* [What you are asked to do]:
Produce a word-for-word copy of the listing below without its pictures.

* [Data to use]:
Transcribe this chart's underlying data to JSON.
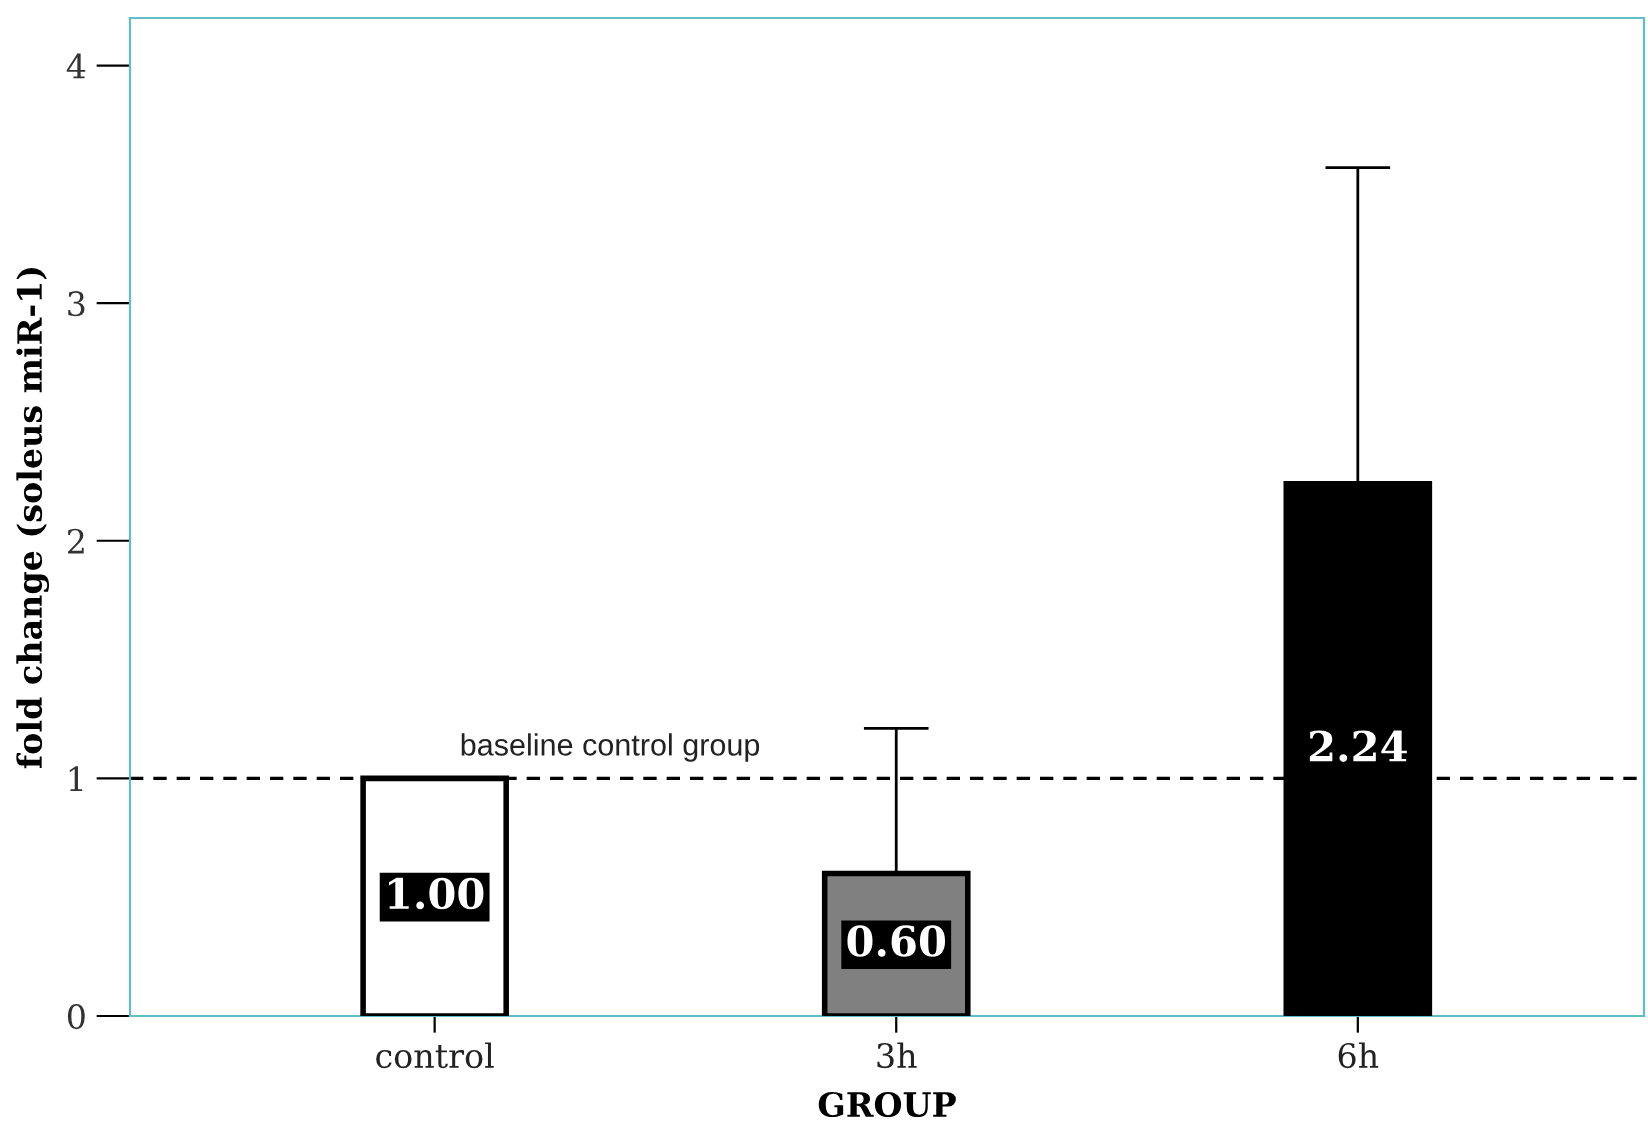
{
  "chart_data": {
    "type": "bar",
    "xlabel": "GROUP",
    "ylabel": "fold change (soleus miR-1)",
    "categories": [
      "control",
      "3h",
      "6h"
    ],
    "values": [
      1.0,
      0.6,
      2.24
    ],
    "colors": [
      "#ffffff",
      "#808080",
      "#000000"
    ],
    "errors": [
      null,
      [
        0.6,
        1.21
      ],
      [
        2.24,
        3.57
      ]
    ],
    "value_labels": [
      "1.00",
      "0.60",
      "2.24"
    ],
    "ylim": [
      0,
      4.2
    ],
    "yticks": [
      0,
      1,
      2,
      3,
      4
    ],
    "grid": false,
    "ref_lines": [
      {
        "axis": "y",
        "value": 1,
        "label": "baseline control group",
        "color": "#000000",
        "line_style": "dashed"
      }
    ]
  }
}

* [The solution]:
Transcribe this chart's underlying data to JSON.
{
  "chart_data": {
    "type": "bar",
    "xlabel": "GROUP",
    "ylabel": "fold change (soleus miR-1)",
    "categories": [
      "control",
      "3h",
      "6h"
    ],
    "values": [
      1.0,
      0.6,
      2.24
    ],
    "colors": [
      "#ffffff",
      "#808080",
      "#000000"
    ],
    "errors": [
      null,
      [
        0.6,
        1.21
      ],
      [
        2.24,
        3.57
      ]
    ],
    "value_labels": [
      "1.00",
      "0.60",
      "2.24"
    ],
    "ylim": [
      0,
      4.2
    ],
    "yticks": [
      0,
      1,
      2,
      3,
      4
    ],
    "grid": false,
    "ref_lines": [
      {
        "axis": "y",
        "value": 1,
        "label": "baseline control group",
        "color": "#000000",
        "line_style": "dashed"
      }
    ]
  }
}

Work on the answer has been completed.